PROBLEM STATEMENT: Leaving out the pictures, please retype each record exactly.

(Extracts from a graphics dataset)
◆ ◆ ◆
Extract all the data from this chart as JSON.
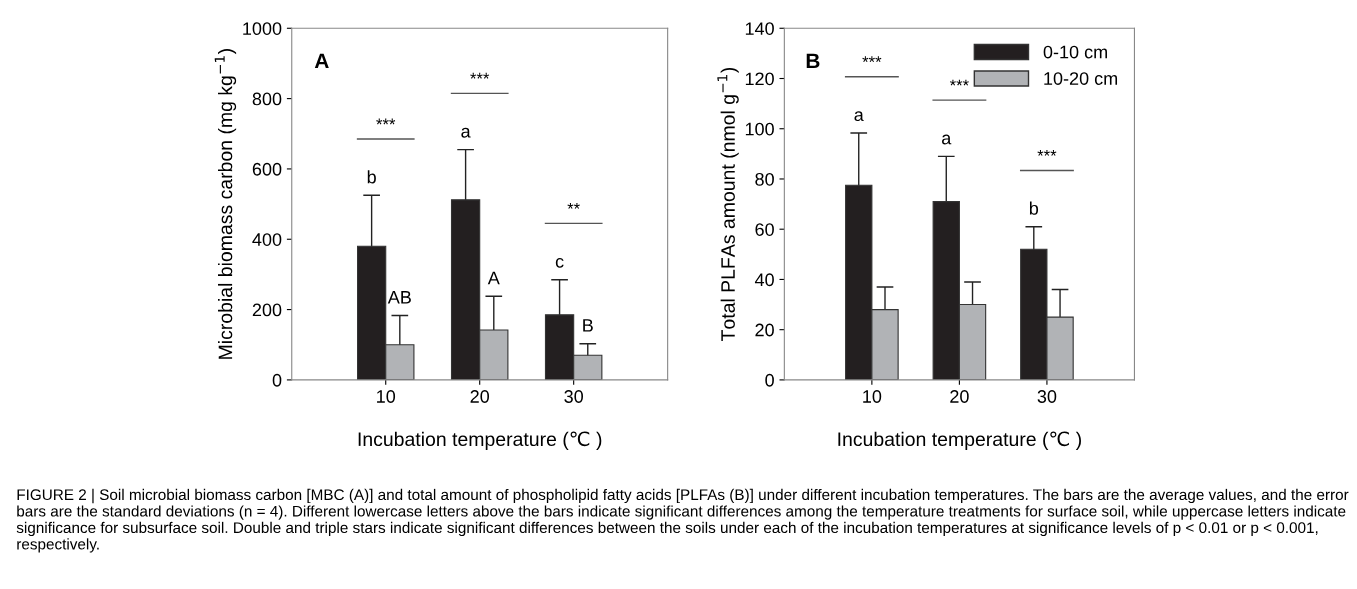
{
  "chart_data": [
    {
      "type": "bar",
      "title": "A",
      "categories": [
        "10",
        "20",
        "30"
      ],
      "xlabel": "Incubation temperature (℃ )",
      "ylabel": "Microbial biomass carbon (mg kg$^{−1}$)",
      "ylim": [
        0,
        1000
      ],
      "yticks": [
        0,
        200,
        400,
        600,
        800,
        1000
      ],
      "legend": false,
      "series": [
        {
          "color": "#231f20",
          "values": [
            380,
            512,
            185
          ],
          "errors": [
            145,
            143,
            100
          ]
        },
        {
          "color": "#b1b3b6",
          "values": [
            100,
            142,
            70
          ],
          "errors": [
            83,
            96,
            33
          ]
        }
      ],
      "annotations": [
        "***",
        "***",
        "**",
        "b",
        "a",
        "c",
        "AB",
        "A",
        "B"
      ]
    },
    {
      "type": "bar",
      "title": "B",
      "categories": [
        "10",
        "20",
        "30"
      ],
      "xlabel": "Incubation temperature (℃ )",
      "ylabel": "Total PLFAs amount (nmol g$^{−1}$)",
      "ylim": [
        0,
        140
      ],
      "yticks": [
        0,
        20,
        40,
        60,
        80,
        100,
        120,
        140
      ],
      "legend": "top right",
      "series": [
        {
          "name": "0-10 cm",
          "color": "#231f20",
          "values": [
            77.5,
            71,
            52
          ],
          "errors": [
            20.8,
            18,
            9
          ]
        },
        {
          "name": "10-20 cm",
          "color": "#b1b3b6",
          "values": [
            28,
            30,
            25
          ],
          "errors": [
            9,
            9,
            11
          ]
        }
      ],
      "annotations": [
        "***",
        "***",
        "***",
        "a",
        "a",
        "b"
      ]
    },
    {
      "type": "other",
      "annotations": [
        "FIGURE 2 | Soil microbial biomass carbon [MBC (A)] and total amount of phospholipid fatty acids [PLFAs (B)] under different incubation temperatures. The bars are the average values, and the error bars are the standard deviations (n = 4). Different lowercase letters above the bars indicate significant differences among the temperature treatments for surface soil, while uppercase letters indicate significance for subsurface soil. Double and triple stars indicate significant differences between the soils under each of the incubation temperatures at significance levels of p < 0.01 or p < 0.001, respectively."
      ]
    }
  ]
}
◆ ◆ ◆
EXPECTED ANSWER:
Extract all the data from this chart as JSON.
{
  "chart_data": [
    {
      "type": "bar",
      "title": "A",
      "categories": [
        "10",
        "20",
        "30"
      ],
      "xlabel": "Incubation temperature (℃ )",
      "ylabel": "Microbial biomass carbon (mg kg$^{−1}$)",
      "ylim": [
        0,
        1000
      ],
      "yticks": [
        0,
        200,
        400,
        600,
        800,
        1000
      ],
      "legend": false,
      "series": [
        {
          "color": "#231f20",
          "values": [
            380,
            512,
            185
          ],
          "errors": [
            145,
            143,
            100
          ]
        },
        {
          "color": "#b1b3b6",
          "values": [
            100,
            142,
            70
          ],
          "errors": [
            83,
            96,
            33
          ]
        }
      ],
      "annotations": [
        "***",
        "***",
        "**",
        "b",
        "a",
        "c",
        "AB",
        "A",
        "B"
      ]
    },
    {
      "type": "bar",
      "title": "B",
      "categories": [
        "10",
        "20",
        "30"
      ],
      "xlabel": "Incubation temperature (℃ )",
      "ylabel": "Total PLFAs amount (nmol g$^{−1}$)",
      "ylim": [
        0,
        140
      ],
      "yticks": [
        0,
        20,
        40,
        60,
        80,
        100,
        120,
        140
      ],
      "legend": "top right",
      "series": [
        {
          "name": "0-10 cm",
          "color": "#231f20",
          "values": [
            77.5,
            71,
            52
          ],
          "errors": [
            20.8,
            18,
            9
          ]
        },
        {
          "name": "10-20 cm",
          "color": "#b1b3b6",
          "values": [
            28,
            30,
            25
          ],
          "errors": [
            9,
            9,
            11
          ]
        }
      ],
      "annotations": [
        "***",
        "***",
        "***",
        "a",
        "a",
        "b"
      ]
    },
    {
      "type": "other",
      "annotations": [
        "FIGURE 2 | Soil microbial biomass carbon [MBC (A)] and total amount of phospholipid fatty acids [PLFAs (B)] under different incubation temperatures. The bars are the average values, and the error bars are the standard deviations (n = 4). Different lowercase letters above the bars indicate significant differences among the temperature treatments for surface soil, while uppercase letters indicate significance for subsurface soil. Double and triple stars indicate significant differences between the soils under each of the incubation temperatures at significance levels of p < 0.01 or p < 0.001, respectively."
      ]
    }
  ]
}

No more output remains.